## start DATA FOR PROCESSING

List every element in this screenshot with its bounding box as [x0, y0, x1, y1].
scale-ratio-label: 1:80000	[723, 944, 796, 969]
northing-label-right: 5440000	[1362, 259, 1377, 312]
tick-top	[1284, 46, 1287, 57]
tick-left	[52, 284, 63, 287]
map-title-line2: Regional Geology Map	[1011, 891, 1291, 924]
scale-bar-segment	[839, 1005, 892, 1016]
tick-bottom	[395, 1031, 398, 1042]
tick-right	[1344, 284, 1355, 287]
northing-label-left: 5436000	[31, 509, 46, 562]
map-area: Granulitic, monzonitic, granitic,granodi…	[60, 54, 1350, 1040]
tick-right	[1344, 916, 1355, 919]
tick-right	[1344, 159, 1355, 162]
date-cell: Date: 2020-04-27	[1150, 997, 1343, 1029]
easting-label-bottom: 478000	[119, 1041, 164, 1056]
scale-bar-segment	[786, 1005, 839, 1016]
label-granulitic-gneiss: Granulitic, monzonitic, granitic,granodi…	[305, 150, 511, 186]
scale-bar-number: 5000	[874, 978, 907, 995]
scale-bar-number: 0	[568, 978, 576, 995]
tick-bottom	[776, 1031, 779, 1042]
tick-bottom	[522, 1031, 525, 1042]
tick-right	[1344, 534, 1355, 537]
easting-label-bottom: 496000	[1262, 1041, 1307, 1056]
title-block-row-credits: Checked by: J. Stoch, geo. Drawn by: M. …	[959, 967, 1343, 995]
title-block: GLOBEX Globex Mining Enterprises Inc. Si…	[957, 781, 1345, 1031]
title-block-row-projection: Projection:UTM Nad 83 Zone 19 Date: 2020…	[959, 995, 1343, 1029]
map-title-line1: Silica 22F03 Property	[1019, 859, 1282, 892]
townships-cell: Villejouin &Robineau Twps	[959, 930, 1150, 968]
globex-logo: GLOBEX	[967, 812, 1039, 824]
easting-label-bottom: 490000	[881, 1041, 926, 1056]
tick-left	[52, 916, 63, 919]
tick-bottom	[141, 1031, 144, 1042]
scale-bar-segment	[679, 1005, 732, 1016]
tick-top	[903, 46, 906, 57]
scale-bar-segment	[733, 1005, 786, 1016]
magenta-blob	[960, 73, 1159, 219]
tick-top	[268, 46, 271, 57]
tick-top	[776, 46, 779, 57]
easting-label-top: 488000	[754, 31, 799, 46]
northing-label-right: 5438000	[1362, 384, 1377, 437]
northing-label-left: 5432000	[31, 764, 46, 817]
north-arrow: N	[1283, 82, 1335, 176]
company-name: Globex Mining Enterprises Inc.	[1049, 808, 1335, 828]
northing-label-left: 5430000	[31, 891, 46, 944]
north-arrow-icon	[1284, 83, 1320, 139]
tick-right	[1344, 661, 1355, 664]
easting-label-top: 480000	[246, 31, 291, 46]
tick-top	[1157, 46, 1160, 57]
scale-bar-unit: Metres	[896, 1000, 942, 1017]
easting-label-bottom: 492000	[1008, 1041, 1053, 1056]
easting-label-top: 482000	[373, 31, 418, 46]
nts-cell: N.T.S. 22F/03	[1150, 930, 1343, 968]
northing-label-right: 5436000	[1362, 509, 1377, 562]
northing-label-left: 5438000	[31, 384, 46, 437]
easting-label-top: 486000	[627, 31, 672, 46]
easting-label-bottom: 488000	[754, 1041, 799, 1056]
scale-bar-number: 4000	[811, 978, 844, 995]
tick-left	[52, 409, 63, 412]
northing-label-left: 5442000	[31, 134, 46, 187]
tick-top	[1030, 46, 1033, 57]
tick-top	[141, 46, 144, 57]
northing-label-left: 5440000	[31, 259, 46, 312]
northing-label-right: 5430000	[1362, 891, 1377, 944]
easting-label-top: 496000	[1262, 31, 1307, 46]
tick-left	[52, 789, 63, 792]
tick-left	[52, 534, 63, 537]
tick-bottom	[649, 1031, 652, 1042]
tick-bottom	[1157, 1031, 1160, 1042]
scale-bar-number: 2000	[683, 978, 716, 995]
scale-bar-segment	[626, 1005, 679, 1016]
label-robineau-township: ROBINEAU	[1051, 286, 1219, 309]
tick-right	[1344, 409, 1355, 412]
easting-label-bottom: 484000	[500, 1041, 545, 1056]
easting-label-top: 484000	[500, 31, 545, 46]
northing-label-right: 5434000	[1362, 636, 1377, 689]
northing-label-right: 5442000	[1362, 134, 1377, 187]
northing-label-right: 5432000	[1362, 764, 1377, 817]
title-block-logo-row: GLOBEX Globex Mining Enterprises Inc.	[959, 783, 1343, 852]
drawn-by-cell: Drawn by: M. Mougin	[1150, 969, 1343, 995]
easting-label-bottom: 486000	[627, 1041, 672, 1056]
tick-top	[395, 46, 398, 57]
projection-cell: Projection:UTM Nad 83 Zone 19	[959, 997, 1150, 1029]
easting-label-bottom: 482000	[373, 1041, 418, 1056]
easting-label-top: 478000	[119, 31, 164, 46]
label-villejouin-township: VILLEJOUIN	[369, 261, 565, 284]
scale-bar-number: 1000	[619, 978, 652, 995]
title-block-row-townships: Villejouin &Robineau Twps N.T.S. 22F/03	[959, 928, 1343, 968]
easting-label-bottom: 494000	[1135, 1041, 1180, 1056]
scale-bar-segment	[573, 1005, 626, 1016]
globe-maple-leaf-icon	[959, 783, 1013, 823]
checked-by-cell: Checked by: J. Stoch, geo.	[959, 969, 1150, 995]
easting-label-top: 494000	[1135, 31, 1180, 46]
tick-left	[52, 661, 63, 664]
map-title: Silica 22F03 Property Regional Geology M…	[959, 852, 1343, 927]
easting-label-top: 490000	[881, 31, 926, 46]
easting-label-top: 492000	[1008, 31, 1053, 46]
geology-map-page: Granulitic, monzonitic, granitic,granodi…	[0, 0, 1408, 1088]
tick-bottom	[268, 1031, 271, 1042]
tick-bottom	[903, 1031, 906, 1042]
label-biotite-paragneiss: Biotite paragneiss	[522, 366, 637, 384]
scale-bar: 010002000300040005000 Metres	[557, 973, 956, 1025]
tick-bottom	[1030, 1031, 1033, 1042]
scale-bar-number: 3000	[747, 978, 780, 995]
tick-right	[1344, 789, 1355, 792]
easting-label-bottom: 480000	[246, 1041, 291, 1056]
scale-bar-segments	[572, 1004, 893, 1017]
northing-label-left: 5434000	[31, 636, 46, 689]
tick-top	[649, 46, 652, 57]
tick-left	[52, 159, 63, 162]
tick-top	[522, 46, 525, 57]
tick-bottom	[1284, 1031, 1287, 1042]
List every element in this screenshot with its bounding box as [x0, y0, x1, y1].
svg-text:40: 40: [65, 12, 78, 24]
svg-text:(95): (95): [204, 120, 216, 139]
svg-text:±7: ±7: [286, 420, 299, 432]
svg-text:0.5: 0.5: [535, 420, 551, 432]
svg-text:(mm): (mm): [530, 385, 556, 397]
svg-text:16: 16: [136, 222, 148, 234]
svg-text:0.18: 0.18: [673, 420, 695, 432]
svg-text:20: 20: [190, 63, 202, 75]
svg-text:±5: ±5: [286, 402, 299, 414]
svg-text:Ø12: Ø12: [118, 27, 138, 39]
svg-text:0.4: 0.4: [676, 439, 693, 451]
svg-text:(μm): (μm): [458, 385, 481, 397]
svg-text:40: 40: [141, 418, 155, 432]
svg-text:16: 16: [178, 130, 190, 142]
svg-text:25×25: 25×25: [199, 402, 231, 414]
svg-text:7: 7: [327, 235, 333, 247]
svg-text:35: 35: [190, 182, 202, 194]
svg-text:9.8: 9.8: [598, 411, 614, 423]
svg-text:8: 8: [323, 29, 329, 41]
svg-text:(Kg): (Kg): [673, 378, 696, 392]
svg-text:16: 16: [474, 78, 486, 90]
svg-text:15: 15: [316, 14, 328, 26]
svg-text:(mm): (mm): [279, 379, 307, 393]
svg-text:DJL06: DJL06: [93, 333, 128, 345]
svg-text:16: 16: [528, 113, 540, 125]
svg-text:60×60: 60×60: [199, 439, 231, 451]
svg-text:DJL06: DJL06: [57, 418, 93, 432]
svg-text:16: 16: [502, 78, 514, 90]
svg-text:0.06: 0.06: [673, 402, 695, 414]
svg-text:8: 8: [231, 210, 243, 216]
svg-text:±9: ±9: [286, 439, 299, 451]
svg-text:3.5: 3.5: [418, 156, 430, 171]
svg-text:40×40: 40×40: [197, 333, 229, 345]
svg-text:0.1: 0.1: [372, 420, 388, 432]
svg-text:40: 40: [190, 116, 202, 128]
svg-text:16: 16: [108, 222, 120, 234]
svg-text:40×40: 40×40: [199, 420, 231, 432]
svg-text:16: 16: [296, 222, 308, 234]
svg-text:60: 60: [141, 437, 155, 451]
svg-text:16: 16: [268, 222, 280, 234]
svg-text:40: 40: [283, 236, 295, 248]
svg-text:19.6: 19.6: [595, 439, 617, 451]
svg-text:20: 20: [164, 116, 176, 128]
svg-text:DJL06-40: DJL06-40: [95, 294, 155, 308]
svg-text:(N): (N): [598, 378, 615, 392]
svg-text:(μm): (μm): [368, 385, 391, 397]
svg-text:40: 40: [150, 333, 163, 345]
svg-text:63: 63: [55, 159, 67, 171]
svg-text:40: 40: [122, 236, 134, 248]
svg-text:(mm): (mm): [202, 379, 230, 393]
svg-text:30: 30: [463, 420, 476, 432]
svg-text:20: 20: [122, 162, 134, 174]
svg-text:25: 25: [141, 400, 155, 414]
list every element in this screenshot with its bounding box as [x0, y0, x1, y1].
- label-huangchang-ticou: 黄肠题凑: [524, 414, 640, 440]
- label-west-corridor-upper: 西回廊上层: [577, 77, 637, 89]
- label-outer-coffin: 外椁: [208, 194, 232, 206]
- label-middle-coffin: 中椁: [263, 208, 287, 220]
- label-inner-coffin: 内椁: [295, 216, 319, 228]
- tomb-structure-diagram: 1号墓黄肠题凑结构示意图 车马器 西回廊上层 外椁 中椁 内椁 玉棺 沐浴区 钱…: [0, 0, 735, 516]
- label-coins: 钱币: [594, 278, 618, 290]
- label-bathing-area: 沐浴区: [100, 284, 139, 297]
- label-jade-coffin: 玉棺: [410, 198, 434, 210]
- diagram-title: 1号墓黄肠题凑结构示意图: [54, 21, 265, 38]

## end DATA FOR PROCESSING

▸ WHAT THE TASK REQUIRES
Convert the entries into a numbered list, from the first line of the recorded data through the line containing "title-block: GLOBEX Globex", both included. Omit any blank lines.

▸ OUTPUT OF THE TASK
1. List every element in this screenshot with its bounding box as [x0, y0, x1, y1].
2. scale-ratio-label: 1:80000	[723, 944, 796, 969]
3. northing-label-right: 5440000	[1362, 259, 1377, 312]
4. tick-top	[1284, 46, 1287, 57]
5. tick-left	[52, 284, 63, 287]
6. map-title-line2: Regional Geology Map	[1011, 891, 1291, 924]
7. scale-bar-segment	[839, 1005, 892, 1016]
8. tick-bottom	[395, 1031, 398, 1042]
9. tick-right	[1344, 284, 1355, 287]
10. northing-label-left: 5436000	[31, 509, 46, 562]
11. map-area: Granulitic, monzonitic, granitic,granodi…	[60, 54, 1350, 1040]
12. tick-right	[1344, 916, 1355, 919]
13. tick-right	[1344, 159, 1355, 162]
14. date-cell: Date: 2020-04-27	[1150, 997, 1343, 1029]
15. easting-label-bottom: 478000	[119, 1041, 164, 1056]
16. scale-bar-segment	[786, 1005, 839, 1016]
17. label-granulitic-gneiss: Granulitic, monzonitic, granitic,granodi…	[305, 150, 511, 186]
18. scale-bar-number: 5000	[874, 978, 907, 995]
19. scale-bar-number: 0	[568, 978, 576, 995]
20. tick-bottom	[776, 1031, 779, 1042]
21. tick-bottom	[522, 1031, 525, 1042]
22. tick-right	[1344, 534, 1355, 537]
23. easting-label-bottom: 496000	[1262, 1041, 1307, 1056]
24. title-block-row-credits: Checked by: J. Stoch, geo. Drawn by: M. …	[959, 967, 1343, 995]
25. title-block: GLOBEX Globex Mining Enterprises Inc. Si…	[957, 781, 1345, 1031]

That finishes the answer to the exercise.